Problem details — Write the data out again exactly, with no pictures.

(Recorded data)
--- Begin ---

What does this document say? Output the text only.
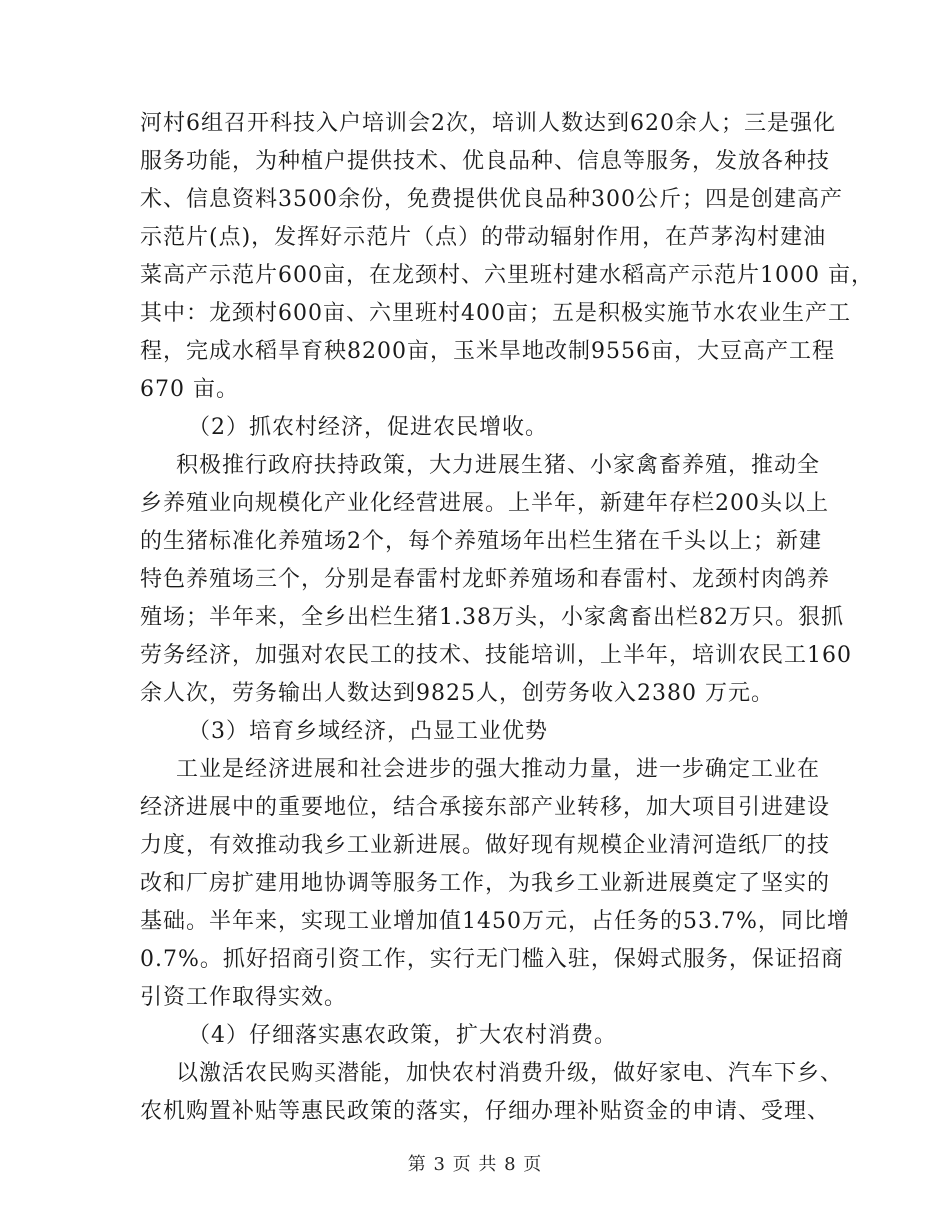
河村6组召开科技入户培训会2次，培训人数达到620余人；三是强化
服务功能，为种植户提供技术、优良品种、信息等服务，发放各种技
术、信息资料3500余份，免费提供优良品种300公斤；四是创建高产
示范片(点)，发挥好示范片（点）的带动辐射作用，在芦茅沟村建油
菜高产示范片600亩，在龙颈村、六里班村建水稻高产示范片1000 亩，
其中：龙颈村600亩、六里班村400亩；五是积极实施节水农业生产工
程，完成水稻旱育秧8200亩，玉米旱地改制9556亩，大豆高产工程
670 亩。
（2）抓农村经济，促进农民增收。
积极推行政府扶持政策，大力进展生猪、小家禽畜养殖，推动全
乡养殖业向规模化产业化经营进展。上半年，新建年存栏200头以上
的生猪标准化养殖场2个，每个养殖场年出栏生猪在千头以上；新建
特色养殖场三个，分别是春雷村龙虾养殖场和春雷村、龙颈村肉鸽养
殖场；半年来，全乡出栏生猪1.38万头，小家禽畜出栏82万只。狠抓
劳务经济，加强对农民工的技术、技能培训，上半年，培训农民工160
余人次，劳务输出人数达到9825人，创劳务收入2380 万元。
（3）培育乡域经济，凸显工业优势
工业是经济进展和社会进步的强大推动力量，进一步确定工业在
经济进展中的重要地位，结合承接东部产业转移，加大项目引进建设
力度，有效推动我乡工业新进展。做好现有规模企业清河造纸厂的技
改和厂房扩建用地协调等服务工作，为我乡工业新进展奠定了坚实的
基础。半年来，实现工业增加值1450万元，占任务的53.7%，同比增
0.7%。抓好招商引资工作，实行无门槛入驻，保姆式服务，保证招商
引资工作取得实效。
（4）仔细落实惠农政策，扩大农村消费。
以激活农民购买潜能，加快农村消费升级，做好家电、汽车下乡、
农机购置补贴等惠民政策的落实，仔细办理补贴资金的申请、受理、
第 3 页 共 8 页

--- End ---

Solution for this exercise —
What does this document say? Output the text only.
河村6组召开科技入户培训会2次，培训人数达到620余人；三是强化
服务功能，为种植户提供技术、优良品种、信息等服务，发放各种技
术、信息资料3500余份，免费提供优良品种300公斤；四是创建高产
示范片(点)，发挥好示范片（点）的带动辐射作用，在芦茅沟村建油
菜高产示范片600亩，在龙颈村、六里班村建水稻高产示范片1000 亩，
其中：龙颈村600亩、六里班村400亩；五是积极实施节水农业生产工
程，完成水稻旱育秧8200亩，玉米旱地改制9556亩，大豆高产工程
670 亩。
（2）抓农村经济，促进农民增收。
积极推行政府扶持政策，大力进展生猪、小家禽畜养殖，推动全
乡养殖业向规模化产业化经营进展。上半年，新建年存栏200头以上
的生猪标准化养殖场2个，每个养殖场年出栏生猪在千头以上；新建
特色养殖场三个，分别是春雷村龙虾养殖场和春雷村、龙颈村肉鸽养
殖场；半年来，全乡出栏生猪1.38万头，小家禽畜出栏82万只。狠抓
劳务经济，加强对农民工的技术、技能培训，上半年，培训农民工160
余人次，劳务输出人数达到9825人，创劳务收入2380 万元。
（3）培育乡域经济，凸显工业优势
工业是经济进展和社会进步的强大推动力量，进一步确定工业在
经济进展中的重要地位，结合承接东部产业转移，加大项目引进建设
力度，有效推动我乡工业新进展。做好现有规模企业清河造纸厂的技
改和厂房扩建用地协调等服务工作，为我乡工业新进展奠定了坚实的
基础。半年来，实现工业增加值1450万元，占任务的53.7%，同比增
0.7%。抓好招商引资工作，实行无门槛入驻，保姆式服务，保证招商
引资工作取得实效。
（4）仔细落实惠农政策，扩大农村消费。
以激活农民购买潜能，加快农村消费升级，做好家电、汽车下乡、
农机购置补贴等惠民政策的落实，仔细办理补贴资金的申请、受理、
第 3 页 共 8 页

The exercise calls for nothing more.